## WHAT YOU NEED TO DO
Write the data below out exactly as it stands. Do not include the pictures.

## EXTRACTED DATA
****************
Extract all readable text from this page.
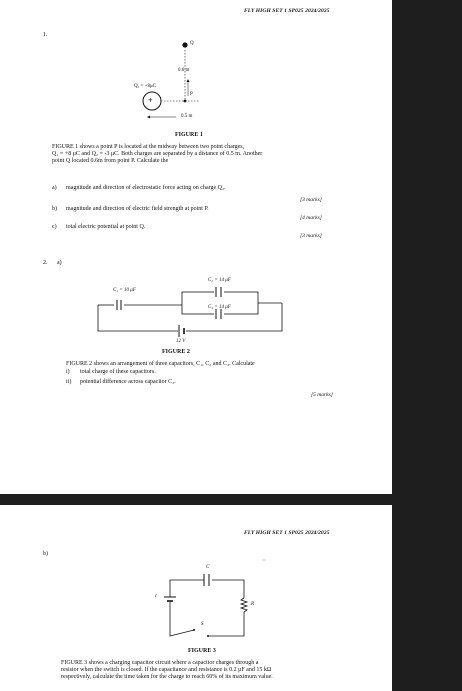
FLY HIGH SET 1 SP025 2024/2025
1.
Q
0.6 m
Q₁ = +8μC
+
P
0.5 m
FIGURE 1
FIGURE 1 shows a point P is located at the midway between two point charges,
Q₁ = +8 μC and Q₂ = -3 μC. Both charges are separated by a distance of 0.5 m. Another
point Q located 0.6m from point P. Calculate the
a) magnitude and direction of electrostatic force acting on charge Q₂.
[3 marks]
b) magnitude and direction of electric field strength at point P.
[4 marks]
c) total electric potential at point Q.
[3 marks]
2. a)
C₂ = 14 μF
C₁ = 10 μF
C₃ = 14 μF
12 V
FIGURE 2
FIGURE 2 shows an arrangement of three capacitors, C₁, C₂ and C₃. Calculate
i) total charge of these capacitors.
ii) potential difference across capacitor C₂.
[5 marks]
FLY HIGH SET 1 SP025 2024/2025
b)
C
ε
R
S
FIGURE 3
FIGURE 3 shows a charging capacitor circuit where a capacitor charges through a
resistor when the switch is closed. If the capacitance and resistance is 0.2 μF and 15 kΩ
respectively, calculate the time taken for the charge to reach 60% of its maximum value.
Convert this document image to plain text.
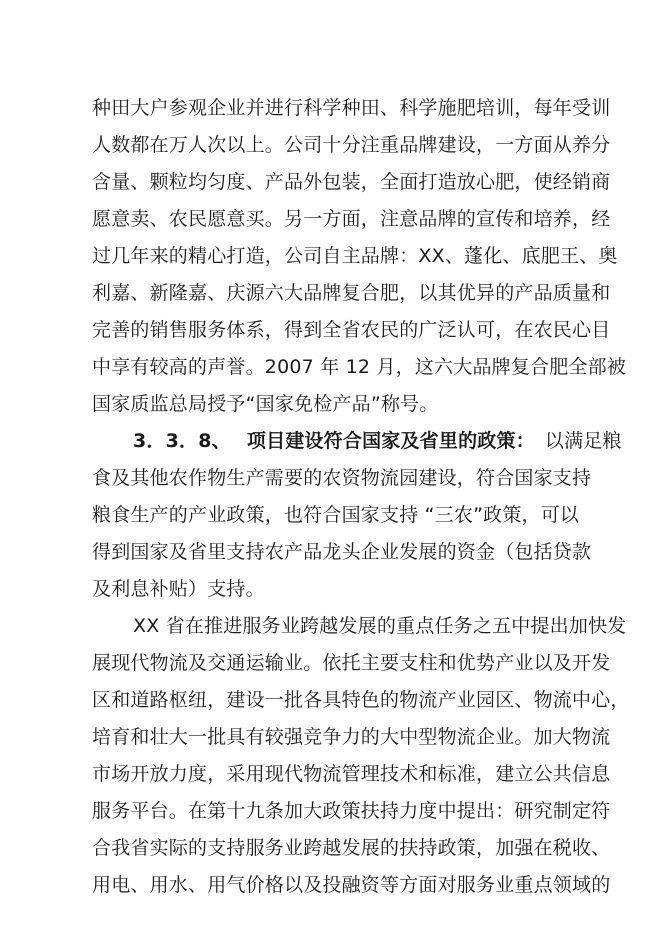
种田大户参观企业并进行科学种田、科学施肥培训，每年受训
人数都在万人次以上。公司十分注重品牌建设，一方面从养分
含量、颗粒均匀度、产品外包装，全面打造放心肥，使经销商
愿意卖、农民愿意买。另一方面，注意品牌的宣传和培养，经
过几年来的精心打造，公司自主品牌：XX、蓬化、底肥王、奥
利嘉、新隆嘉、庆源六大品牌复合肥，以其优异的产品质量和
完善的销售服务体系，得到全省农民的广泛认可，在农民心目
中享有较高的声誉。2007 年 12 月，这六大品牌复合肥全部被
国家质监总局授予“国家免检产品”称号。
3．3．8、 项目建设符合国家及省里的政策： 以满足粮
食及其他农作物生产需要的农资物流园建设，符合国家支持
粮食生产的产业政策，也符合国家支持 “三农”政策，可以
得到国家及省里支持农产品龙头企业发展的资金（包括贷款
及利息补贴）支持。
XX 省在推进服务业跨越发展的重点任务之五中提出加快发
展现代物流及交通运输业。依托主要支柱和优势产业以及开发
区和道路枢纽，建设一批各具特色的物流产业园区、物流中心，
培育和壮大一批具有较强竞争力的大中型物流企业。加大物流
市场开放力度，采用现代物流管理技术和标准，建立公共信息
服务平台。在第十九条加大政策扶持力度中提出：研究制定符
合我省实际的支持服务业跨越发展的扶持政策，加强在税收、
用电、用水、用气价格以及投融资等方面对服务业重点领域的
****************
## WRITTEN ANSWER
Extract all readable text from this page.
FLY HIGH SET 1 SP025 2024/2025
1.
Q
0.6 m
Q₁ = +8μC
+
P
0.5 m
FIGURE 1
FIGURE 1 shows a point P is located at the midway between two point charges,
Q₁ = +8 μC and Q₂ = -3 μC. Both charges are separated by a distance of 0.5 m. Another
point Q located 0.6m from point P. Calculate the
a) magnitude and direction of electrostatic force acting on charge Q₂.
[3 marks]
b) magnitude and direction of electric field strength at point P.
[4 marks]
c) total electric potential at point Q.
[3 marks]
2. a)
C₂ = 14 μF
C₁ = 10 μF
C₃ = 14 μF
12 V
FIGURE 2
FIGURE 2 shows an arrangement of three capacitors, C₁, C₂ and C₃. Calculate
i) total charge of these capacitors.
ii) potential difference across capacitor C₂.
[5 marks]
FLY HIGH SET 1 SP025 2024/2025
b)
C
ε
R
S
FIGURE 3
FIGURE 3 shows a charging capacitor circuit where a capacitor charges through a
resistor when the switch is closed. If the capacitance and resistance is 0.2 μF and 15 kΩ
respectively, calculate the time taken for the charge to reach 60% of its maximum value.
Convert this document image to plain text.
种田大户参观企业并进行科学种田、科学施肥培训，每年受训
人数都在万人次以上。公司十分注重品牌建设，一方面从养分
含量、颗粒均匀度、产品外包装，全面打造放心肥，使经销商
愿意卖、农民愿意买。另一方面，注意品牌的宣传和培养，经
过几年来的精心打造，公司自主品牌：XX、蓬化、底肥王、奥
利嘉、新隆嘉、庆源六大品牌复合肥，以其优异的产品质量和
完善的销售服务体系，得到全省农民的广泛认可，在农民心目
中享有较高的声誉。2007 年 12 月，这六大品牌复合肥全部被
国家质监总局授予“国家免检产品”称号。
3．3．8、 项目建设符合国家及省里的政策： 以满足粮
食及其他农作物生产需要的农资物流园建设，符合国家支持
粮食生产的产业政策，也符合国家支持 “三农”政策，可以
得到国家及省里支持农产品龙头企业发展的资金（包括贷款
及利息补贴）支持。
XX 省在推进服务业跨越发展的重点任务之五中提出加快发
展现代物流及交通运输业。依托主要支柱和优势产业以及开发
区和道路枢纽，建设一批各具特色的物流产业园区、物流中心，
培育和壮大一批具有较强竞争力的大中型物流企业。加大物流
市场开放力度，采用现代物流管理技术和标准，建立公共信息
服务平台。在第十九条加大政策扶持力度中提出：研究制定符
合我省实际的支持服务业跨越发展的扶持政策，加强在税收、
用电、用水、用气价格以及投融资等方面对服务业重点领域的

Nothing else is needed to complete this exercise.